- What you need to do: Copy every entry precisely.

— start —

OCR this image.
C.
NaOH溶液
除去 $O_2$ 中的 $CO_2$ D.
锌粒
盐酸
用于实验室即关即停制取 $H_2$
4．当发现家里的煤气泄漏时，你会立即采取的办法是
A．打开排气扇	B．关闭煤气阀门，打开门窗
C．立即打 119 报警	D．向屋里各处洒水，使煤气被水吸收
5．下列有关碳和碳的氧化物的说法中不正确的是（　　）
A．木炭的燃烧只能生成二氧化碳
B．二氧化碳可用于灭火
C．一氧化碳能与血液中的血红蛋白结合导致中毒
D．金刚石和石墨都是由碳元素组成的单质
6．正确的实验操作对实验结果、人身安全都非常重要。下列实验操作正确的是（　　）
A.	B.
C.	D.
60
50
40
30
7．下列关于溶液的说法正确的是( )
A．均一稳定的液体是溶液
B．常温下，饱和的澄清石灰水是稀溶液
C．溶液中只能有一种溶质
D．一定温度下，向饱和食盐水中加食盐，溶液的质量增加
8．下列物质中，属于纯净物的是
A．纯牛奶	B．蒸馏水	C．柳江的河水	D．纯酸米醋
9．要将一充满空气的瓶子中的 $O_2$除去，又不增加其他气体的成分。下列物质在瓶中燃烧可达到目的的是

— end —

- Output for this exercise:
OCR this image.
C.
NaOH溶液
除去 $O_2$ 中的 $CO_2$ D.
锌粒
盐酸
用于实验室即关即停制取 $H_2$
4．当发现家里的煤气泄漏时，你会立即采取的办法是
A．打开排气扇	B．关闭煤气阀门，打开门窗
C．立即打 119 报警	D．向屋里各处洒水，使煤气被水吸收
5．下列有关碳和碳的氧化物的说法中不正确的是（　　）
A．木炭的燃烧只能生成二氧化碳
B．二氧化碳可用于灭火
C．一氧化碳能与血液中的血红蛋白结合导致中毒
D．金刚石和石墨都是由碳元素组成的单质
6．正确的实验操作对实验结果、人身安全都非常重要。下列实验操作正确的是（　　）
A.	B.
C.	D.
60
50
40
30
7．下列关于溶液的说法正确的是( )
A．均一稳定的液体是溶液
B．常温下，饱和的澄清石灰水是稀溶液
C．溶液中只能有一种溶质
D．一定温度下，向饱和食盐水中加食盐，溶液的质量增加
8．下列物质中，属于纯净物的是
A．纯牛奶	B．蒸馏水	C．柳江的河水	D．纯酸米醋
9．要将一充满空气的瓶子中的 $O_2$除去，又不增加其他气体的成分。下列物质在瓶中燃烧可达到目的的是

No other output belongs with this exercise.